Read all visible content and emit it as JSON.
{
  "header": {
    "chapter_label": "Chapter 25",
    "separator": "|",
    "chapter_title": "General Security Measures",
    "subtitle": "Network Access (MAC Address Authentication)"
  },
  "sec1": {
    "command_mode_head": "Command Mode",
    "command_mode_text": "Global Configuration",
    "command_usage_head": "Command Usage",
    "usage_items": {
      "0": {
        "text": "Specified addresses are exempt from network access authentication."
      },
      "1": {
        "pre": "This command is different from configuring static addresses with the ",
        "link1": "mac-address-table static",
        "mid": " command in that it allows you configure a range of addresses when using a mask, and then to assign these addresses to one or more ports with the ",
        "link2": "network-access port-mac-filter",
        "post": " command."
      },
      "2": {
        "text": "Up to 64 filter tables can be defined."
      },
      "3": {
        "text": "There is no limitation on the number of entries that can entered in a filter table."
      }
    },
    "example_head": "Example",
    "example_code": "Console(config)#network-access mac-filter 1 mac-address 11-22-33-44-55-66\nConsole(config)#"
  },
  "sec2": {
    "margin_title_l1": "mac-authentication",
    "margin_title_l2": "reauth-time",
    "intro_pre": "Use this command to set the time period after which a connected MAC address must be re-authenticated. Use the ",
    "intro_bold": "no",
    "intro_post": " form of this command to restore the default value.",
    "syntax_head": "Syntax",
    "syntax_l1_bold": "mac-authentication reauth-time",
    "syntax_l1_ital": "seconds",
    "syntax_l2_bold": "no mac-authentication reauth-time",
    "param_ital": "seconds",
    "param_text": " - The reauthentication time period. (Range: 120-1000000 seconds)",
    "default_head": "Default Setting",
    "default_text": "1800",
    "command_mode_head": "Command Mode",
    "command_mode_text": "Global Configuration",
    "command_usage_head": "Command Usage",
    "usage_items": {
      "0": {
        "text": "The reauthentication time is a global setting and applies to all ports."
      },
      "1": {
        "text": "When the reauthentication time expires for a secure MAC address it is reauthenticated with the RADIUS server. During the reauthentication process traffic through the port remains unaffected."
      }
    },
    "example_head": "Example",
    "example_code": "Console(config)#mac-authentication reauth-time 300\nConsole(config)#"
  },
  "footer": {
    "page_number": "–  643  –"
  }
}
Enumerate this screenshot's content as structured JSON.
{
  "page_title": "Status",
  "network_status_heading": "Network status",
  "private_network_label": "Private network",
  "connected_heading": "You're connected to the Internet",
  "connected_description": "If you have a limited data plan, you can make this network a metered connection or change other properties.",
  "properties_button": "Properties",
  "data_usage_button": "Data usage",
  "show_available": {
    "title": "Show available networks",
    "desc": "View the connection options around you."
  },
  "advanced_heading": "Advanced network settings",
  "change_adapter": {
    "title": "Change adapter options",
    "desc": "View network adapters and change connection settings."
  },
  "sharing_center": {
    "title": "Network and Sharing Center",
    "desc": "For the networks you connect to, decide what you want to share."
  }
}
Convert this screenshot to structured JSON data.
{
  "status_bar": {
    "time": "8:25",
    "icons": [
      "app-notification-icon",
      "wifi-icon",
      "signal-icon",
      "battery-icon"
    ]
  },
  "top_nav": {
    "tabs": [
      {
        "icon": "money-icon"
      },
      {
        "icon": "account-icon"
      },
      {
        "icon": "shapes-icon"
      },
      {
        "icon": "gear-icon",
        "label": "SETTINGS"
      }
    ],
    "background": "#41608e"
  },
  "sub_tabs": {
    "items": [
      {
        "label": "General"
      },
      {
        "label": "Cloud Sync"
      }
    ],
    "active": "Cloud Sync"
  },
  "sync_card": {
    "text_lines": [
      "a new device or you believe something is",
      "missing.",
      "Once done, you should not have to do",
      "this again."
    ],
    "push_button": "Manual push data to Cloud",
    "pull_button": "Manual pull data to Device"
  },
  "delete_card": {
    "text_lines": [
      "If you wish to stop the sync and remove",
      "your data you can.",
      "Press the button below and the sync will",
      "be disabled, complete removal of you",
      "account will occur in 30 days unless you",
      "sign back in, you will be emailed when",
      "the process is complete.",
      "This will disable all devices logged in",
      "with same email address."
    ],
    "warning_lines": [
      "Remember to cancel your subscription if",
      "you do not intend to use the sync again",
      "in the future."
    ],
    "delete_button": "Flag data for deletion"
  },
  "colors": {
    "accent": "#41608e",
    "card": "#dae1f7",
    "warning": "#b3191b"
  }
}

----

TASK GOAL
Reproduce every line of the material above exactly.

RESPONSE FOR THIS EXERCISE
Read all visible content and emit it as JSON.
{
  "header": {
    "chapter_label": "Chapter 25",
    "separator": "|",
    "chapter_title": "General Security Measures",
    "subtitle": "Network Access (MAC Address Authentication)"
  },
  "sec1": {
    "command_mode_head": "Command Mode",
    "command_mode_text": "Global Configuration",
    "command_usage_head": "Command Usage",
    "usage_items": {
      "0": {
        "text": "Specified addresses are exempt from network access authentication."
      },
      "1": {
        "pre": "This command is different from configuring static addresses with the ",
        "link1": "mac-address-table static",
        "mid": " command in that it allows you configure a range of addresses when using a mask, and then to assign these addresses to one or more ports with the ",
        "link2": "network-access port-mac-filter",
        "post": " command."
      },
      "2": {
        "text": "Up to 64 filter tables can be defined."
      },
      "3": {
        "text": "There is no limitation on the number of entries that can entered in a filter table."
      }
    },
    "example_head": "Example",
    "example_code": "Console(config)#network-access mac-filter 1 mac-address 11-22-33-44-55-66\nConsole(config)#"
  },
  "sec2": {
    "margin_title_l1": "mac-authentication",
    "margin_title_l2": "reauth-time",
    "intro_pre": "Use this command to set the time period after which a connected MAC address must be re-authenticated. Use the ",
    "intro_bold": "no",
    "intro_post": " form of this command to restore the default value.",
    "syntax_head": "Syntax",
    "syntax_l1_bold": "mac-authentication reauth-time",
    "syntax_l1_ital": "seconds",
    "syntax_l2_bold": "no mac-authentication reauth-time",
    "param_ital": "seconds",
    "param_text": " - The reauthentication time period. (Range: 120-1000000 seconds)",
    "default_head": "Default Setting",
    "default_text": "1800",
    "command_mode_head": "Command Mode",
    "command_mode_text": "Global Configuration",
    "command_usage_head": "Command Usage",
    "usage_items": {
      "0": {
        "text": "The reauthentication time is a global setting and applies to all ports."
      },
      "1": {
        "text": "When the reauthentication time expires for a secure MAC address it is reauthenticated with the RADIUS server. During the reauthentication process traffic through the port remains unaffected."
      }
    },
    "example_head": "Example",
    "example_code": "Console(config)#mac-authentication reauth-time 300\nConsole(config)#"
  },
  "footer": {
    "page_number": "–  643  –"
  }
}
Enumerate this screenshot's content as structured JSON.
{
  "page_title": "Status",
  "network_status_heading": "Network status",
  "private_network_label": "Private network",
  "connected_heading": "You're connected to the Internet",
  "connected_description": "If you have a limited data plan, you can make this network a metered connection or change other properties.",
  "properties_button": "Properties",
  "data_usage_button": "Data usage",
  "show_available": {
    "title": "Show available networks",
    "desc": "View the connection options around you."
  },
  "advanced_heading": "Advanced network settings",
  "change_adapter": {
    "title": "Change adapter options",
    "desc": "View network adapters and change connection settings."
  },
  "sharing_center": {
    "title": "Network and Sharing Center",
    "desc": "For the networks you connect to, decide what you want to share."
  }
}
Convert this screenshot to structured JSON data.
{
  "status_bar": {
    "time": "8:25",
    "icons": [
      "app-notification-icon",
      "wifi-icon",
      "signal-icon",
      "battery-icon"
    ]
  },
  "top_nav": {
    "tabs": [
      {
        "icon": "money-icon"
      },
      {
        "icon": "account-icon"
      },
      {
        "icon": "shapes-icon"
      },
      {
        "icon": "gear-icon",
        "label": "SETTINGS"
      }
    ],
    "background": "#41608e"
  },
  "sub_tabs": {
    "items": [
      {
        "label": "General"
      },
      {
        "label": "Cloud Sync"
      }
    ],
    "active": "Cloud Sync"
  },
  "sync_card": {
    "text_lines": [
      "a new device or you believe something is",
      "missing.",
      "Once done, you should not have to do",
      "this again."
    ],
    "push_button": "Manual push data to Cloud",
    "pull_button": "Manual pull data to Device"
  },
  "delete_card": {
    "text_lines": [
      "If you wish to stop the sync and remove",
      "your data you can.",
      "Press the button below and the sync will",
      "be disabled, complete removal of you",
      "account will occur in 30 days unless you",
      "sign back in, you will be emailed when",
      "the process is complete.",
      "This will disable all devices logged in",
      "with same email address."
    ],
    "warning_lines": [
      "Remember to cancel your subscription if",
      "you do not intend to use the sync again",
      "in the future."
    ],
    "delete_button": "Flag data for deletion"
  },
  "colors": {
    "accent": "#41608e",
    "card": "#dae1f7",
    "warning": "#b3191b"
  }
}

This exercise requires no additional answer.